(Required work): Find the string "source" in the data, then copy every line where it is found.

################

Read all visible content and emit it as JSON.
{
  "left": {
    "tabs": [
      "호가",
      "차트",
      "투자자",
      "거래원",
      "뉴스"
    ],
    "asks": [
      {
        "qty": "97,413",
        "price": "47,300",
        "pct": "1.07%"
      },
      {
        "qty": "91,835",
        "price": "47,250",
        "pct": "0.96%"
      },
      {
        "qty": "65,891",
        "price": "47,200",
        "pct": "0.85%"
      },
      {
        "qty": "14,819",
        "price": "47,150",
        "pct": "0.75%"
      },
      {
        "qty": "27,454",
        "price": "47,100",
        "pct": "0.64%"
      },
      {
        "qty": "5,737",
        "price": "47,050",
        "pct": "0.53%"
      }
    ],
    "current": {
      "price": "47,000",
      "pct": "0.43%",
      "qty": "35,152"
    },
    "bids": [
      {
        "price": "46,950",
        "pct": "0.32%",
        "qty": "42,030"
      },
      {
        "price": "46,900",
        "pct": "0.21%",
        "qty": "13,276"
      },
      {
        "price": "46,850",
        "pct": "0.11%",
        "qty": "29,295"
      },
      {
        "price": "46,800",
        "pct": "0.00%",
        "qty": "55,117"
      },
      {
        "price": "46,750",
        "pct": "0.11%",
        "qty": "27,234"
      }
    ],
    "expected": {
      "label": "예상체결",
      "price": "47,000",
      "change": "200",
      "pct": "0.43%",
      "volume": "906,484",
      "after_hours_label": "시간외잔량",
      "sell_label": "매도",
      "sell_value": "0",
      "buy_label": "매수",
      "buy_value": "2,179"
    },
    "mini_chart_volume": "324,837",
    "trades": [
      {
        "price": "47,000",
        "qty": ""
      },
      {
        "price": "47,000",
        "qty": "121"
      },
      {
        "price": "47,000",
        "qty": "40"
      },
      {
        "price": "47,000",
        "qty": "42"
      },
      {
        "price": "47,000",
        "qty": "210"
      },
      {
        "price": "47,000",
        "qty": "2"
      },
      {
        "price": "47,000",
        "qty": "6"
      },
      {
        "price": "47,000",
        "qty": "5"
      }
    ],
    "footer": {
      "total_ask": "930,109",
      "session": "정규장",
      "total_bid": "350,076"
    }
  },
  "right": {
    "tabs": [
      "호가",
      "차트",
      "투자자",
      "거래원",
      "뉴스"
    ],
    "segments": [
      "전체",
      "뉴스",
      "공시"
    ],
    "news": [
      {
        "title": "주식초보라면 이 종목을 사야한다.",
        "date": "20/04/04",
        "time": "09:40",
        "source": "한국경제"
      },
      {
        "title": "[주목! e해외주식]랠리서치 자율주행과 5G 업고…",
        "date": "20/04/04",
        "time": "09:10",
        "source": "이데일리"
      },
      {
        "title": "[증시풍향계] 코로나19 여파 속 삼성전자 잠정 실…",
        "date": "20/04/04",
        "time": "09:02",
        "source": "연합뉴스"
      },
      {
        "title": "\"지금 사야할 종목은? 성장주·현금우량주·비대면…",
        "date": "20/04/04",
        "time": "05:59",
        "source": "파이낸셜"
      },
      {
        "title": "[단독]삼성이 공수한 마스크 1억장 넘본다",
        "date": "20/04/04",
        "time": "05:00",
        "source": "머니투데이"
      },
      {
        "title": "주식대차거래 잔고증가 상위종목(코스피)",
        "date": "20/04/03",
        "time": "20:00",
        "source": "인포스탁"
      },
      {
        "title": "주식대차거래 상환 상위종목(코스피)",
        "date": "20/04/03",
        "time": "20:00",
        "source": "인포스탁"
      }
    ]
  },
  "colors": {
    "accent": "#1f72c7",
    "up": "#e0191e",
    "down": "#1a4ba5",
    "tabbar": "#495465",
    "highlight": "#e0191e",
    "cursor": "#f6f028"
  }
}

################

(Answer in full):
        "source": "한국경제"
        "source": "이데일리"
        "source": "연합뉴스"
        "source": "파이낸셜"
        "source": "머니투데이"
        "source": "인포스탁"
        "source": "인포스탁"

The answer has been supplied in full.